Extract provided:
• • • • •
Hyperdimensional Protein NMR Spectroscopy in Peptide-Sequence Space

摘要

To extract useful information on protein structure and dynamics from NMR spectra, the observed NMR frequencies need first to be assigned to individual nuclear spins in the protein. Correlating all nuclear spins sequentially along the peptide sequence in a single experiment would be the ideal way of performing NMR resonance assignment. In practice however, even in the most favorable cases spin relaxation-induced signal loss imposes a limit of less than ～10 nuclear spins that can be correlated by NMR pulse sequences. In addition, standard multidimensional (nD) NMR methods require measurement times that increase by about 2 orders of magnitude per additional spectral dimension. Therefore, nD NMR beyond n = 3 or 4 is generally impractical using standard methods. Each of the K cross-peaks detected in a 3D (or 4D) spectrum provides correlated frequency information of 3 (or 4) nuclear spins. Such a spectrum can thus be considered as the sum of K projections of the unique correlation peak detected in a virtual hyperdimensional protein NMR spectrum. Protein resonance assignment refers to the problem of reconstructing this hyperdimensional spectrum from a limited number of summed projection spectra. Here, we show that large parts of the spectral space formed by the amide ~1H and ~(15)N backbone nuclei of the protein can be reconstructed from a small set of 3D correlation experiments using a correlation-based reconstruction algorithm (COBRA). The COBRA method, closely related to the recently introduced concepts of covariance and hyperdimensional NMR spectroscopy, provides a powerful new tool for automated fast protein resonance assignment.
• • • • •
Stored entries

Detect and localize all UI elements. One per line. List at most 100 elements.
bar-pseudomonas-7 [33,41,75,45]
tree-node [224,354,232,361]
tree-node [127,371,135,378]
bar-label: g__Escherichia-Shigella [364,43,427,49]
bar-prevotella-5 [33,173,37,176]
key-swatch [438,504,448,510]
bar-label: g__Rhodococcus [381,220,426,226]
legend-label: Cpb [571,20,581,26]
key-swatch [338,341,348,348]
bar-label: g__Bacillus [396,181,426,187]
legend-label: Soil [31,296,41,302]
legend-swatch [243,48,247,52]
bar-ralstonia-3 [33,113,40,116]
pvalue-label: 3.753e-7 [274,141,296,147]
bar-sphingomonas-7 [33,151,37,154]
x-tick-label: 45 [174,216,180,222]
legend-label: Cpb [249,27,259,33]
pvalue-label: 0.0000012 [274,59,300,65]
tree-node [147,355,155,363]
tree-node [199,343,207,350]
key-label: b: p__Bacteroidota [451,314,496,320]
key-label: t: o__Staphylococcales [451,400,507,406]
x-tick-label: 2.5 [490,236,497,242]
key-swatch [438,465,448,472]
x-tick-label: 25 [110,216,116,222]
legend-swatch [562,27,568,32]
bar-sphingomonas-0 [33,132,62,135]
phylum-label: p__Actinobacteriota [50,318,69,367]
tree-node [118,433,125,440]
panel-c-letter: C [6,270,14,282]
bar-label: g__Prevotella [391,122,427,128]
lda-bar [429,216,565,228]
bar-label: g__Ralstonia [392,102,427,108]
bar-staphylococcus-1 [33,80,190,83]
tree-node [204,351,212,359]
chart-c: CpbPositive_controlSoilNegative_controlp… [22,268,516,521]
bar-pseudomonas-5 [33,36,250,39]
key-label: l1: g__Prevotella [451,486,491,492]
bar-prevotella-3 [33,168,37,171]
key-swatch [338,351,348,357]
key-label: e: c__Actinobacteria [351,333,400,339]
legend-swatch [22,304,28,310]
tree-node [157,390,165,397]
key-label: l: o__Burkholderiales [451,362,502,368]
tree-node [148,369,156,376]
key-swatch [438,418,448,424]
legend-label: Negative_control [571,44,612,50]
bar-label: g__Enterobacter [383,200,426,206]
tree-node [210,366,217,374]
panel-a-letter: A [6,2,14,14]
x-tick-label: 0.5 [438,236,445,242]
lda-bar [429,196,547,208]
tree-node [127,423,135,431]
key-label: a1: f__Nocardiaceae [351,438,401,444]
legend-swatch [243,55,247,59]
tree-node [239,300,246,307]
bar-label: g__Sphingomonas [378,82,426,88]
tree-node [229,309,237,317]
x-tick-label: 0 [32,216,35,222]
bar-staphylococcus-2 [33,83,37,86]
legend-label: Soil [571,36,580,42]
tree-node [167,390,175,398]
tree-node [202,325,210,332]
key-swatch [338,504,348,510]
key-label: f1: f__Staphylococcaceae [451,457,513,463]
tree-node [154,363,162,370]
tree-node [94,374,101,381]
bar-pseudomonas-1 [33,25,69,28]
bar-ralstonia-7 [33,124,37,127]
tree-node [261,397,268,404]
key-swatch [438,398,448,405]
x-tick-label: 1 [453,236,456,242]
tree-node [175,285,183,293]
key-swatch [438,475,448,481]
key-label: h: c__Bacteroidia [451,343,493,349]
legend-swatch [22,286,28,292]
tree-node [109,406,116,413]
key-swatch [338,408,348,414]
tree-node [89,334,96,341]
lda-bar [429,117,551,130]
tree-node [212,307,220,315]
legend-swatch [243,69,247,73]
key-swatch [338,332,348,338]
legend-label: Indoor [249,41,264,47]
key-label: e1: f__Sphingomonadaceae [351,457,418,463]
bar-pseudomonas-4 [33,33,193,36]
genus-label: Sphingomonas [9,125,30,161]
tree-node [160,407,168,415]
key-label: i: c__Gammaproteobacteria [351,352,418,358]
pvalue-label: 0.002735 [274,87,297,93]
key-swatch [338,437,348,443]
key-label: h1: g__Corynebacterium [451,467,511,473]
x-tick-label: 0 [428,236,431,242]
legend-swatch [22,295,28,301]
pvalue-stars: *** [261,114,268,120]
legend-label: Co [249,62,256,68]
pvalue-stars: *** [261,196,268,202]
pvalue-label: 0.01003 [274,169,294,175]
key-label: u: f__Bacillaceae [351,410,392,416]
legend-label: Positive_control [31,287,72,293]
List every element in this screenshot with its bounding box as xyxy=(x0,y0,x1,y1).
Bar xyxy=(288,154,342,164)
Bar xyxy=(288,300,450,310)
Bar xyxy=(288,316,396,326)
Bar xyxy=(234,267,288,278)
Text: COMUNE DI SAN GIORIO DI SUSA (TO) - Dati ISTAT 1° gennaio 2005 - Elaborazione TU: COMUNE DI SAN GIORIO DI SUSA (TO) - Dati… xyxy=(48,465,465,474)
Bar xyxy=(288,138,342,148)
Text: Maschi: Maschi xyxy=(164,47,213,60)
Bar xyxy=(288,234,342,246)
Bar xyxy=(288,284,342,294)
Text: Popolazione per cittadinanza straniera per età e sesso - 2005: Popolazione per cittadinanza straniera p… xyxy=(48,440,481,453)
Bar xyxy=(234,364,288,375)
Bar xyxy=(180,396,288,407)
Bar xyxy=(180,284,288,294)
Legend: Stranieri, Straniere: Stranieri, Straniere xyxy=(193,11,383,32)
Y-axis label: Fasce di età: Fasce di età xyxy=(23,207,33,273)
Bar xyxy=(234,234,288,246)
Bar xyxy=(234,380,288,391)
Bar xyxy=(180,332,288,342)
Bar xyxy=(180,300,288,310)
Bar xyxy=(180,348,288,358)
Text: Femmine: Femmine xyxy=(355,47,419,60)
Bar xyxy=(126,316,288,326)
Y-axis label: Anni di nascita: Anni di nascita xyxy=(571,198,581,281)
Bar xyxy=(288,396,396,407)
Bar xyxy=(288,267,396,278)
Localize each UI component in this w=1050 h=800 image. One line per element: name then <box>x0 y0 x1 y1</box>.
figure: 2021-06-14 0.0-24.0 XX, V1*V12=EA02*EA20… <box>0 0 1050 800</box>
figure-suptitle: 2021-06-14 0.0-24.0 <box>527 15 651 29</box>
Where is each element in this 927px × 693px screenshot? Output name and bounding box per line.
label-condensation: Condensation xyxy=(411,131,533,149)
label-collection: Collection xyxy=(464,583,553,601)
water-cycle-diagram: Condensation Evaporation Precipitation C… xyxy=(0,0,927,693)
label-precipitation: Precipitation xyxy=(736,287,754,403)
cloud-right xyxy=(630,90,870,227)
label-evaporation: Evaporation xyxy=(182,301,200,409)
• • • • •
Please state how much, according to the abstract on hyperdimensional protein NMR spectroscopy, the measurement time of standard multidimensional NMR methods grows with each additional spectral dimension.

By about 2 orders of magnitude per additional spectral dimension.